### Data items

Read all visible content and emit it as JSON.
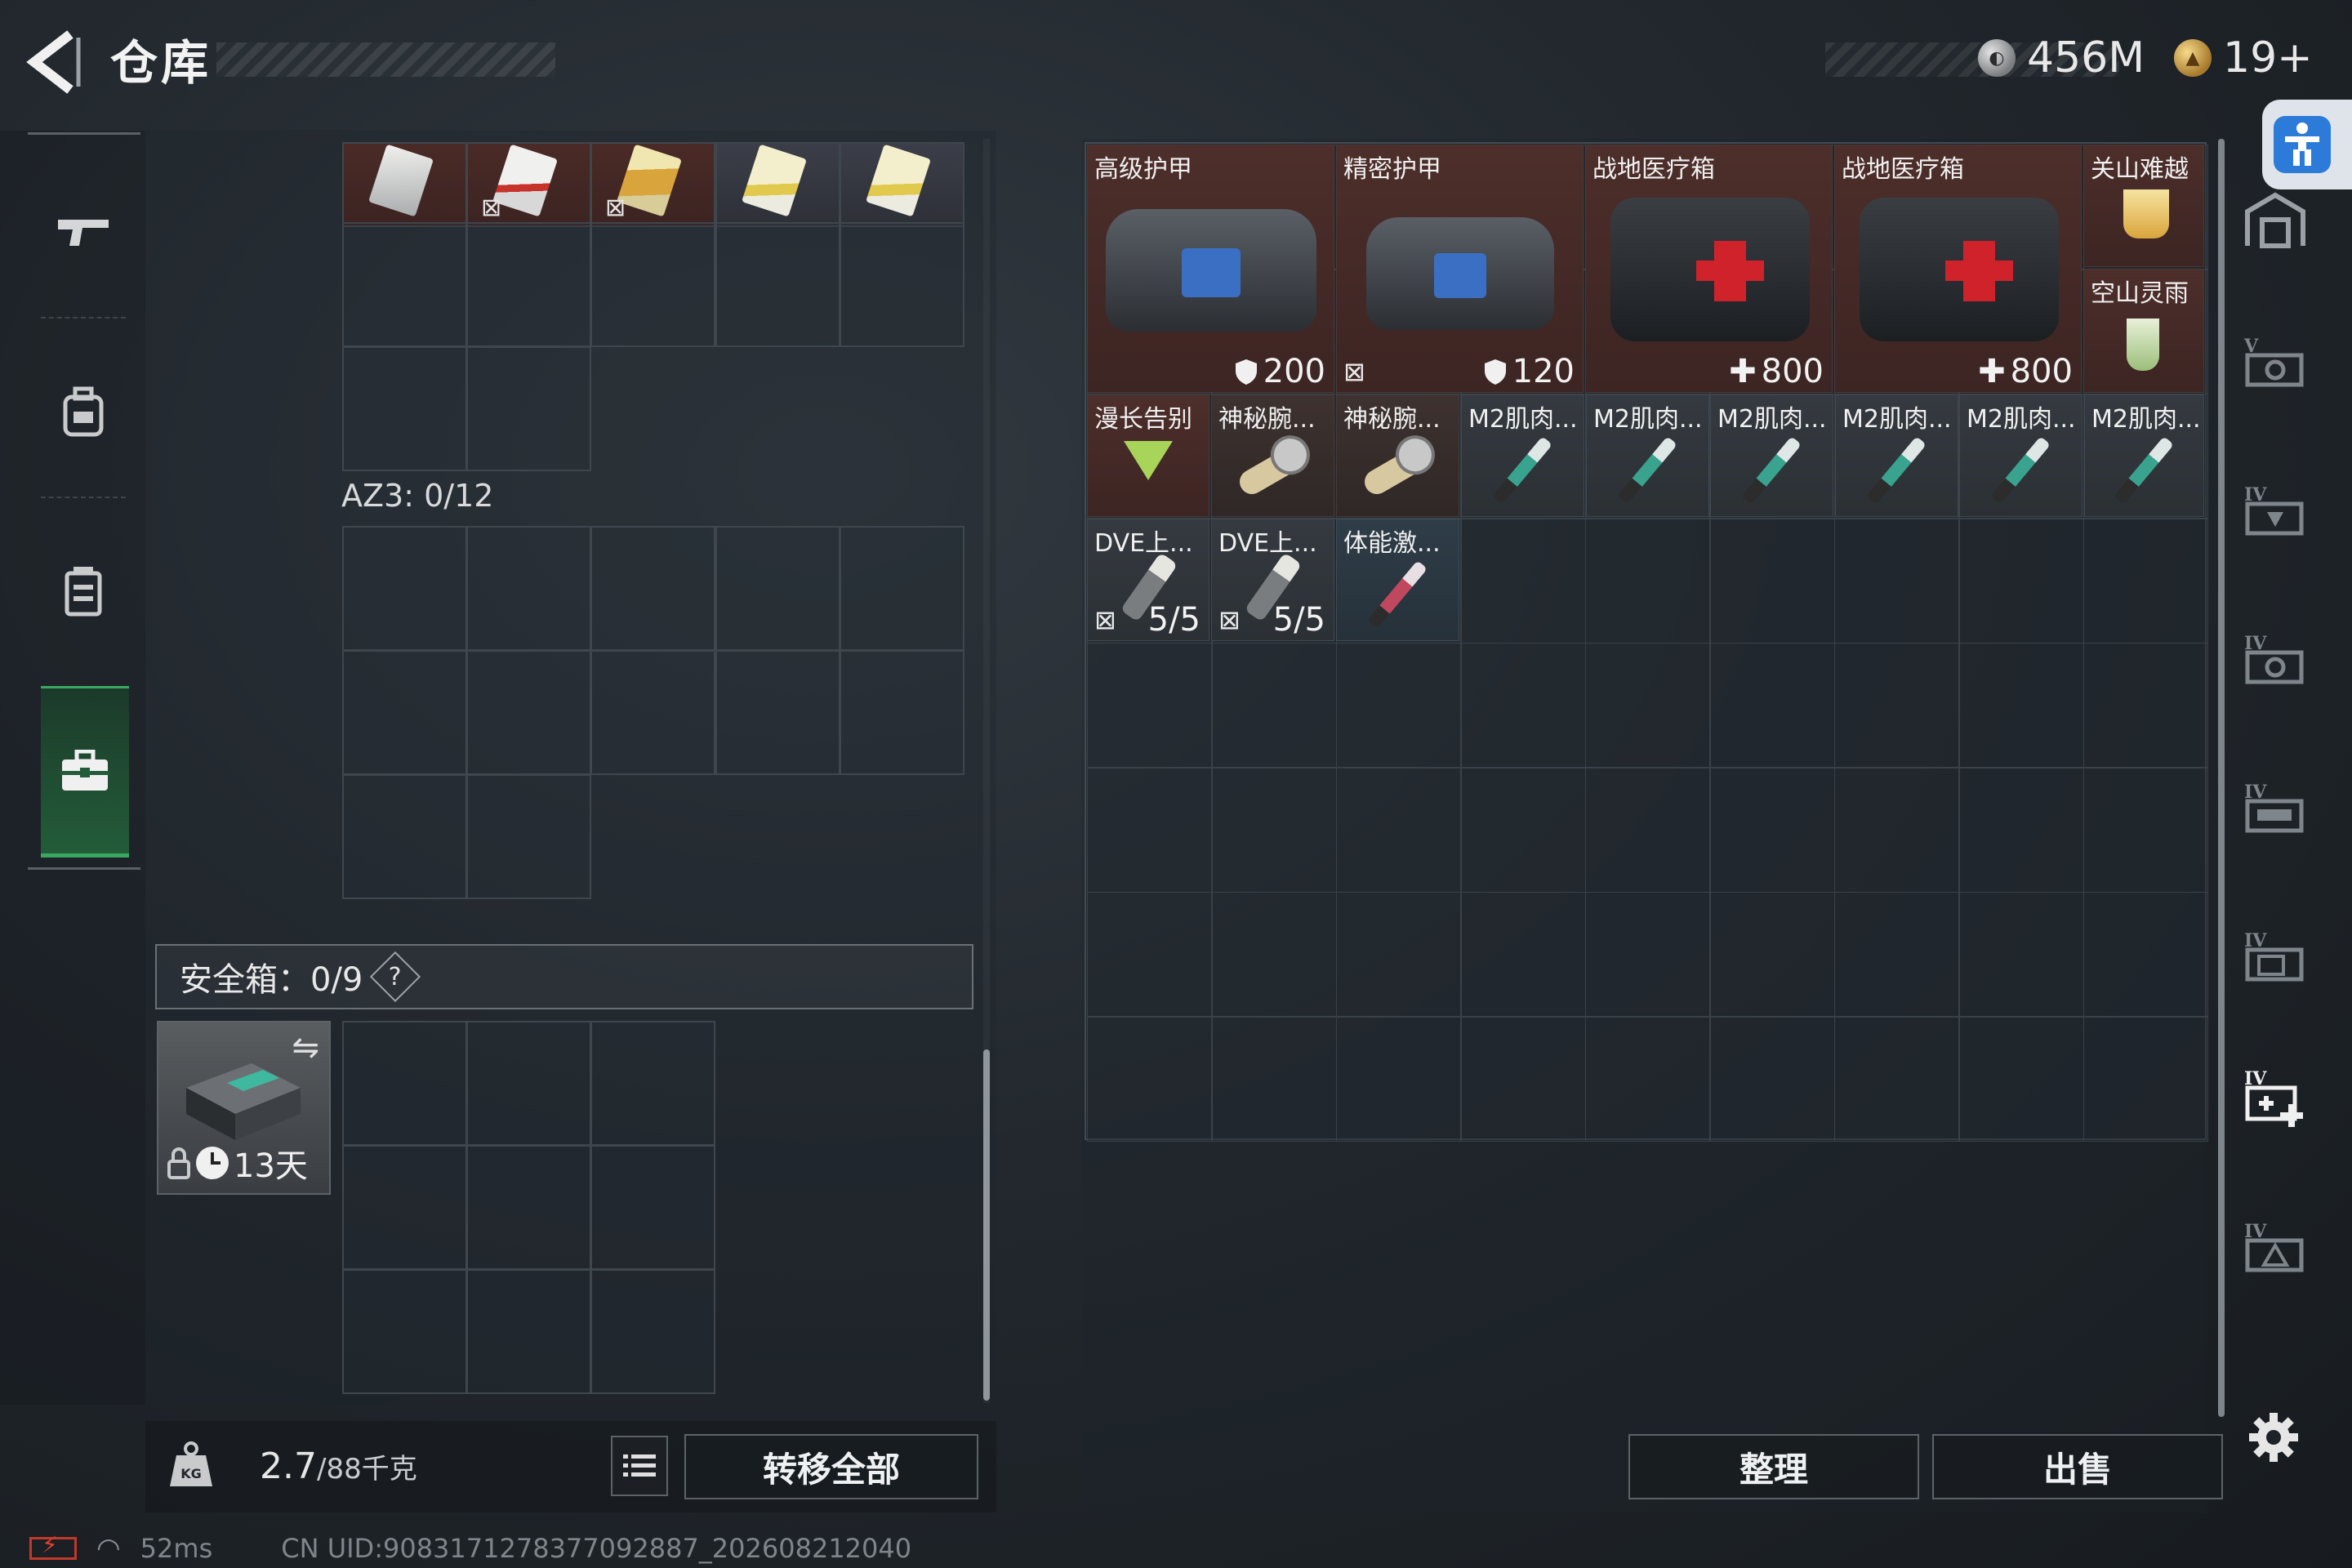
{
  "header": {
    "title": "仓库"
  },
  "currencies": [
    {
      "icon": "silver-coin-icon",
      "value": "456M"
    },
    {
      "icon": "gold-coin-icon",
      "value": "19+"
    }
  ],
  "left_rail": {
    "tabs": [
      "gun-icon",
      "backpack-icon",
      "vest-icon",
      "safebox-tab-icon"
    ],
    "active_index": 3
  },
  "container": {
    "label": "AZ3: 0/12",
    "cards_nomark": "⊠"
  },
  "safebox": {
    "label": "安全箱：0/9",
    "help": "?",
    "item_duration": "13天"
  },
  "weight": {
    "current": "2.7",
    "max": "/88千克"
  },
  "buttons": {
    "transfer_all": "转移全部",
    "sort": "整理",
    "sell": "出售"
  },
  "items": [
    {
      "name": "高级护甲",
      "value": "200",
      "value_icon": "shield-icon"
    },
    {
      "name": "精密护甲",
      "value": "120",
      "value_icon": "shield-icon"
    },
    {
      "name": "战地医疗箱",
      "value": "800",
      "value_icon": "plus-icon"
    },
    {
      "name": "战地医疗箱",
      "value": "800",
      "value_icon": "plus-icon"
    },
    {
      "name": "关山难越"
    },
    {
      "name": "空山灵雨"
    },
    {
      "name": "漫长告别"
    },
    {
      "name": "神秘腕..."
    },
    {
      "name": "神秘腕..."
    },
    {
      "name": "M2肌肉..."
    },
    {
      "name": "M2肌肉..."
    },
    {
      "name": "M2肌肉..."
    },
    {
      "name": "M2肌肉..."
    },
    {
      "name": "M2肌肉..."
    },
    {
      "name": "M2肌肉..."
    },
    {
      "name": "DVE上...",
      "value": "5/5"
    },
    {
      "name": "DVE上...",
      "value": "5/5"
    },
    {
      "name": "体能激..."
    }
  ],
  "status_bar": {
    "ping": "52ms",
    "uid": "CN UID:9083171278377092887_202608212040"
  },
  "colors": {
    "accent_green": "#3aa860",
    "item_red_bg": "#4d2e2a",
    "item_blue_bg": "#2f3d48",
    "accessibility_blue": "#2c7bd8"
  }
}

### Your goal
Every record above should be written out again exactly; the pictures stay out of the copy.

### Task result
Read all visible content and emit it as JSON.
{
  "header": {
    "title": "仓库"
  },
  "currencies": [
    {
      "icon": "silver-coin-icon",
      "value": "456M"
    },
    {
      "icon": "gold-coin-icon",
      "value": "19+"
    }
  ],
  "left_rail": {
    "tabs": [
      "gun-icon",
      "backpack-icon",
      "vest-icon",
      "safebox-tab-icon"
    ],
    "active_index": 3
  },
  "container": {
    "label": "AZ3: 0/12",
    "cards_nomark": "⊠"
  },
  "safebox": {
    "label": "安全箱：0/9",
    "help": "?",
    "item_duration": "13天"
  },
  "weight": {
    "current": "2.7",
    "max": "/88千克"
  },
  "buttons": {
    "transfer_all": "转移全部",
    "sort": "整理",
    "sell": "出售"
  },
  "items": [
    {
      "name": "高级护甲",
      "value": "200",
      "value_icon": "shield-icon"
    },
    {
      "name": "精密护甲",
      "value": "120",
      "value_icon": "shield-icon"
    },
    {
      "name": "战地医疗箱",
      "value": "800",
      "value_icon": "plus-icon"
    },
    {
      "name": "战地医疗箱",
      "value": "800",
      "value_icon": "plus-icon"
    },
    {
      "name": "关山难越"
    },
    {
      "name": "空山灵雨"
    },
    {
      "name": "漫长告别"
    },
    {
      "name": "神秘腕..."
    },
    {
      "name": "神秘腕..."
    },
    {
      "name": "M2肌肉..."
    },
    {
      "name": "M2肌肉..."
    },
    {
      "name": "M2肌肉..."
    },
    {
      "name": "M2肌肉..."
    },
    {
      "name": "M2肌肉..."
    },
    {
      "name": "M2肌肉..."
    },
    {
      "name": "DVE上...",
      "value": "5/5"
    },
    {
      "name": "DVE上...",
      "value": "5/5"
    },
    {
      "name": "体能激..."
    }
  ],
  "status_bar": {
    "ping": "52ms",
    "uid": "CN UID:9083171278377092887_202608212040"
  },
  "colors": {
    "accent_green": "#3aa860",
    "item_red_bg": "#4d2e2a",
    "item_blue_bg": "#2f3d48",
    "accessibility_blue": "#2c7bd8"
  }
}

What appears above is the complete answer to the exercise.